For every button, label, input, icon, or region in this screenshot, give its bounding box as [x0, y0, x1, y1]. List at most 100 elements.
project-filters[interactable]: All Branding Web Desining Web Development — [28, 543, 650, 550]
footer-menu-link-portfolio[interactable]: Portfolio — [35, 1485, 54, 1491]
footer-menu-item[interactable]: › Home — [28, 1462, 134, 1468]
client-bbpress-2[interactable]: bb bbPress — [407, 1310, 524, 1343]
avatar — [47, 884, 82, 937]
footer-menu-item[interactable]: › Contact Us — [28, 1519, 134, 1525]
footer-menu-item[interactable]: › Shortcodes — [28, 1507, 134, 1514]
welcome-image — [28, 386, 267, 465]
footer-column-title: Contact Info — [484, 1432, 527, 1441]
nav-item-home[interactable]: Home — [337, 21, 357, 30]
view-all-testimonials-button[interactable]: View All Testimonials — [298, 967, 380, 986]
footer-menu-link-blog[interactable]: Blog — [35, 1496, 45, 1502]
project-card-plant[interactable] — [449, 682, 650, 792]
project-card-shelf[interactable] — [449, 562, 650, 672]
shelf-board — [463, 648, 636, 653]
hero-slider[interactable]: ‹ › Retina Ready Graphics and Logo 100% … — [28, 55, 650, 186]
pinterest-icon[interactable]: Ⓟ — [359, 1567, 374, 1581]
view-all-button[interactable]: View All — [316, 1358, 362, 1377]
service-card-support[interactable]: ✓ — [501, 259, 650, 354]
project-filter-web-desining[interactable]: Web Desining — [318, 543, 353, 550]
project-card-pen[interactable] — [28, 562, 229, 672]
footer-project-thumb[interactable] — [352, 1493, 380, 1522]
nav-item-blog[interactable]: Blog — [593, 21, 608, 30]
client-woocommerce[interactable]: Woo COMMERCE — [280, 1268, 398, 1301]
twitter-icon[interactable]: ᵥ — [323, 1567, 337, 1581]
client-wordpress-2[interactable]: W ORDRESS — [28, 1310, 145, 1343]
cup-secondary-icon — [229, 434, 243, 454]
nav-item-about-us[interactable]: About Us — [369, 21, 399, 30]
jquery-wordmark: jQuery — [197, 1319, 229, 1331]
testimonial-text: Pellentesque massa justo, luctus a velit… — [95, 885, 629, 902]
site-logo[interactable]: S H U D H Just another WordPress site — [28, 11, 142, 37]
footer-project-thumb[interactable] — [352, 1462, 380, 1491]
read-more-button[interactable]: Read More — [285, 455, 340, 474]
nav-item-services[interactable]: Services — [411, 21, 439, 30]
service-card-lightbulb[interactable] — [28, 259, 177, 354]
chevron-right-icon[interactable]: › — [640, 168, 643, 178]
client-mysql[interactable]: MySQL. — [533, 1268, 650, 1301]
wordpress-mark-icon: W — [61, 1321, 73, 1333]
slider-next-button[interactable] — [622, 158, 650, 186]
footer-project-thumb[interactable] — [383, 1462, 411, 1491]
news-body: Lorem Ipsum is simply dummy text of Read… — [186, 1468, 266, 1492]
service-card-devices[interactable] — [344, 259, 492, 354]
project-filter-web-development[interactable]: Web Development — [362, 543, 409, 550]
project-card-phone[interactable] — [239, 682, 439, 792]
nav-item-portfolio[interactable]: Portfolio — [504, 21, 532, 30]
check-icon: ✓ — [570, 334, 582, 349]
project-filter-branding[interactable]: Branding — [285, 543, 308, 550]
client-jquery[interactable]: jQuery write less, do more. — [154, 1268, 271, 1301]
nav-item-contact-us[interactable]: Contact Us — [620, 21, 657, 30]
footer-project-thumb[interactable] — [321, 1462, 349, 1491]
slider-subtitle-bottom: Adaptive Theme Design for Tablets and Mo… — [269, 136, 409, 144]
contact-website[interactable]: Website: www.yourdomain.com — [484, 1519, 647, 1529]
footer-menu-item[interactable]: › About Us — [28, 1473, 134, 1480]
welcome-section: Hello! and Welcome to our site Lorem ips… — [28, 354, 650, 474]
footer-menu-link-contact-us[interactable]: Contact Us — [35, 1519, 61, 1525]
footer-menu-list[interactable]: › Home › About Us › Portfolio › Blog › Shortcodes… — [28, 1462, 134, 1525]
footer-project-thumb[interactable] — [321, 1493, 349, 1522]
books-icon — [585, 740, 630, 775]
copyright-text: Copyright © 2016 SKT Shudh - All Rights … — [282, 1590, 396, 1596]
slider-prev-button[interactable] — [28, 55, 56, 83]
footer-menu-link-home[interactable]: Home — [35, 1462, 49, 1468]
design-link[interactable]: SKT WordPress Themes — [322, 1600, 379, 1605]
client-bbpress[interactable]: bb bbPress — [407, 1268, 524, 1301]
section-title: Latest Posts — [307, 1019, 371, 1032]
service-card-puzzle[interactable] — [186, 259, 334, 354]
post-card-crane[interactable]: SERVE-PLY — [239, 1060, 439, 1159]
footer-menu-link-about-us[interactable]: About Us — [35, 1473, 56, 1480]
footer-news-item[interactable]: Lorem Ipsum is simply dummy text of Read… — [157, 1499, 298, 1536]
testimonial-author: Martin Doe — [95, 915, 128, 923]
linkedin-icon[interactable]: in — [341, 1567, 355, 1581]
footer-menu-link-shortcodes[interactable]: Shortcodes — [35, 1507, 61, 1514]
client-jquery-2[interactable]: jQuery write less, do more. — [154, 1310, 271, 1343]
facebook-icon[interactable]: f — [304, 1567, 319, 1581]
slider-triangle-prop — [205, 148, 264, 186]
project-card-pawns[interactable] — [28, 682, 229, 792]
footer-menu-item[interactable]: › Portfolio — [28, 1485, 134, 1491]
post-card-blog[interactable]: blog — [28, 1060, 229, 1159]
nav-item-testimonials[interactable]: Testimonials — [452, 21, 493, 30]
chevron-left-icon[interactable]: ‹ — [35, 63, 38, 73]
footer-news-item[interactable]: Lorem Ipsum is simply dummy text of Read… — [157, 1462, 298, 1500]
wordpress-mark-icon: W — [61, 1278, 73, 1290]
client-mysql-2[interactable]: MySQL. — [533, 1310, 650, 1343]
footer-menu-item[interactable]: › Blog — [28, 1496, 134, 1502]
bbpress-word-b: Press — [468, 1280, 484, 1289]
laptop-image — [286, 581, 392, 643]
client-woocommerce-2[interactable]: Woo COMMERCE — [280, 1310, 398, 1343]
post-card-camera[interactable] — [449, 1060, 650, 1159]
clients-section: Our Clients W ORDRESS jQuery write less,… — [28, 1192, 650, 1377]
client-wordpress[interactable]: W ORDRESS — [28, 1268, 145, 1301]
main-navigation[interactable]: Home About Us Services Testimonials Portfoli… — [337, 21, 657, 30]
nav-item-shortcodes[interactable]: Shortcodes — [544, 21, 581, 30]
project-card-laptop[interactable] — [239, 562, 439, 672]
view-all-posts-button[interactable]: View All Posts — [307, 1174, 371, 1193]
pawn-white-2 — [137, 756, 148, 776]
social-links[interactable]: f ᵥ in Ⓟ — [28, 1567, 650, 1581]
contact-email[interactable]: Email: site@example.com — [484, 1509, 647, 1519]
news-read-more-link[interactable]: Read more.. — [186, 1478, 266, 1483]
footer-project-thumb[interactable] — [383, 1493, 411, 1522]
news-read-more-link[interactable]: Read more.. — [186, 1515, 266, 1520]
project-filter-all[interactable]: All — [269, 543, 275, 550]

Stated problem =
Copy the material above line for line, with no changes.

Written response =
For every button, label, input, icon, or region in this screenshot, give its bounding box as [x0, y0, x1, y1]. List at most 100 elements.
project-filters[interactable]: All Branding Web Desining Web Development — [28, 543, 650, 550]
footer-menu-link-portfolio[interactable]: Portfolio — [35, 1485, 54, 1491]
footer-menu-item[interactable]: › Home — [28, 1462, 134, 1468]
client-bbpress-2[interactable]: bb bbPress — [407, 1310, 524, 1343]
avatar — [47, 884, 82, 937]
footer-menu-item[interactable]: › Contact Us — [28, 1519, 134, 1525]
footer-menu-item[interactable]: › Shortcodes — [28, 1507, 134, 1514]
welcome-image — [28, 386, 267, 465]
footer-column-title: Contact Info — [484, 1432, 527, 1441]
nav-item-home[interactable]: Home — [337, 21, 357, 30]
view-all-testimonials-button[interactable]: View All Testimonials — [298, 967, 380, 986]
footer-menu-link-blog[interactable]: Blog — [35, 1496, 45, 1502]
project-card-plant[interactable] — [449, 682, 650, 792]
project-card-shelf[interactable] — [449, 562, 650, 672]
shelf-board — [463, 648, 636, 653]
hero-slider[interactable]: ‹ › Retina Ready Graphics and Logo 100% … — [28, 55, 650, 186]
pinterest-icon[interactable]: Ⓟ — [359, 1567, 374, 1581]
view-all-button[interactable]: View All — [316, 1358, 362, 1377]
service-card-support[interactable]: ✓ — [501, 259, 650, 354]
project-filter-web-desining[interactable]: Web Desining — [318, 543, 353, 550]
project-card-pen[interactable] — [28, 562, 229, 672]
footer-project-thumb[interactable] — [352, 1493, 380, 1522]
nav-item-blog[interactable]: Blog — [593, 21, 608, 30]
client-woocommerce[interactable]: Woo COMMERCE — [280, 1268, 398, 1301]
twitter-icon[interactable]: ᵥ — [323, 1567, 337, 1581]
client-wordpress-2[interactable]: W ORDRESS — [28, 1310, 145, 1343]
cup-secondary-icon — [229, 434, 243, 454]
nav-item-about-us[interactable]: About Us — [369, 21, 399, 30]
jquery-wordmark: jQuery — [197, 1319, 229, 1331]
testimonial-text: Pellentesque massa justo, luctus a velit… — [95, 885, 629, 902]
site-logo[interactable]: S H U D H Just another WordPress site — [28, 11, 142, 37]
footer-project-thumb[interactable] — [352, 1462, 380, 1491]
read-more-button[interactable]: Read More — [285, 455, 340, 474]
nav-item-services[interactable]: Services — [411, 21, 439, 30]
service-card-lightbulb[interactable] — [28, 259, 177, 354]
chevron-right-icon[interactable]: › — [640, 168, 643, 178]
client-mysql[interactable]: MySQL. — [533, 1268, 650, 1301]
wordpress-mark-icon: W — [61, 1321, 73, 1333]
slider-next-button[interactable] — [622, 158, 650, 186]
footer-project-thumb[interactable] — [383, 1462, 411, 1491]
news-body: Lorem Ipsum is simply dummy text of Read… — [186, 1468, 266, 1492]
service-card-devices[interactable] — [344, 259, 492, 354]
project-filter-web-development[interactable]: Web Development — [362, 543, 409, 550]
project-card-phone[interactable] — [239, 682, 439, 792]
nav-item-portfolio[interactable]: Portfolio — [504, 21, 532, 30]
check-icon: ✓ — [570, 334, 582, 349]
project-filter-branding[interactable]: Branding — [285, 543, 308, 550]
client-jquery[interactable]: jQuery write less, do more. — [154, 1268, 271, 1301]
nav-item-contact-us[interactable]: Contact Us — [620, 21, 657, 30]
footer-project-thumb[interactable] — [321, 1462, 349, 1491]
slider-subtitle-bottom: Adaptive Theme Design for Tablets and Mo… — [269, 136, 409, 144]
contact-website[interactable]: Website: www.yourdomain.com — [484, 1519, 647, 1529]
footer-menu-item[interactable]: › About Us — [28, 1473, 134, 1480]
welcome-section: Hello! and Welcome to our site Lorem ips… — [28, 354, 650, 474]
footer-menu-link-contact-us[interactable]: Contact Us — [35, 1519, 61, 1525]
footer-menu-list[interactable]: › Home › About Us › Portfolio › Blog › Shortcodes… — [28, 1462, 134, 1525]
footer-project-thumb[interactable] — [321, 1493, 349, 1522]
books-icon — [585, 740, 630, 775]
copyright-text: Copyright © 2016 SKT Shudh - All Rights … — [282, 1590, 396, 1596]
slider-prev-button[interactable] — [28, 55, 56, 83]
footer-menu-link-home[interactable]: Home — [35, 1462, 49, 1468]
design-link[interactable]: SKT WordPress Themes — [322, 1600, 379, 1605]
client-bbpress[interactable]: bb bbPress — [407, 1268, 524, 1301]
section-title: Latest Posts — [307, 1019, 371, 1032]
service-card-puzzle[interactable] — [186, 259, 334, 354]
post-card-crane[interactable]: SERVE-PLY — [239, 1060, 439, 1159]
footer-menu-link-about-us[interactable]: About Us — [35, 1473, 56, 1480]
footer-news-item[interactable]: Lorem Ipsum is simply dummy text of Read… — [157, 1499, 298, 1536]
testimonial-author: Martin Doe — [95, 915, 128, 923]
linkedin-icon[interactable]: in — [341, 1567, 355, 1581]
footer-menu-link-shortcodes[interactable]: Shortcodes — [35, 1507, 61, 1514]
client-jquery-2[interactable]: jQuery write less, do more. — [154, 1310, 271, 1343]
facebook-icon[interactable]: f — [304, 1567, 319, 1581]
slider-triangle-prop — [205, 148, 264, 186]
project-card-pawns[interactable] — [28, 682, 229, 792]
footer-menu-item[interactable]: › Portfolio — [28, 1485, 134, 1491]
post-card-blog[interactable]: blog — [28, 1060, 229, 1159]
nav-item-testimonials[interactable]: Testimonials — [452, 21, 493, 30]
chevron-left-icon[interactable]: ‹ — [35, 63, 38, 73]
footer-news-item[interactable]: Lorem Ipsum is simply dummy text of Read… — [157, 1462, 298, 1500]
wordpress-mark-icon: W — [61, 1278, 73, 1290]
client-mysql-2[interactable]: MySQL. — [533, 1310, 650, 1343]
footer-menu-item[interactable]: › Blog — [28, 1496, 134, 1502]
bbpress-word-b: Press — [468, 1280, 484, 1289]
laptop-image — [286, 581, 392, 643]
client-woocommerce-2[interactable]: Woo COMMERCE — [280, 1310, 398, 1343]
post-card-camera[interactable] — [449, 1060, 650, 1159]
clients-section: Our Clients W ORDRESS jQuery write less,… — [28, 1192, 650, 1377]
client-wordpress[interactable]: W ORDRESS — [28, 1268, 145, 1301]
main-navigation[interactable]: Home About Us Services Testimonials Portfoli… — [337, 21, 657, 30]
nav-item-shortcodes[interactable]: Shortcodes — [544, 21, 581, 30]
project-card-laptop[interactable] — [239, 562, 439, 672]
view-all-posts-button[interactable]: View All Posts — [307, 1174, 371, 1193]
pawn-white-2 — [137, 756, 148, 776]
social-links[interactable]: f ᵥ in Ⓟ — [28, 1567, 650, 1581]
contact-email[interactable]: Email: site@example.com — [484, 1509, 647, 1519]
news-read-more-link[interactable]: Read more.. — [186, 1478, 266, 1483]
footer-project-thumb[interactable] — [383, 1493, 411, 1522]
news-read-more-link[interactable]: Read more.. — [186, 1515, 266, 1520]
project-filter-all[interactable]: All — [269, 543, 275, 550]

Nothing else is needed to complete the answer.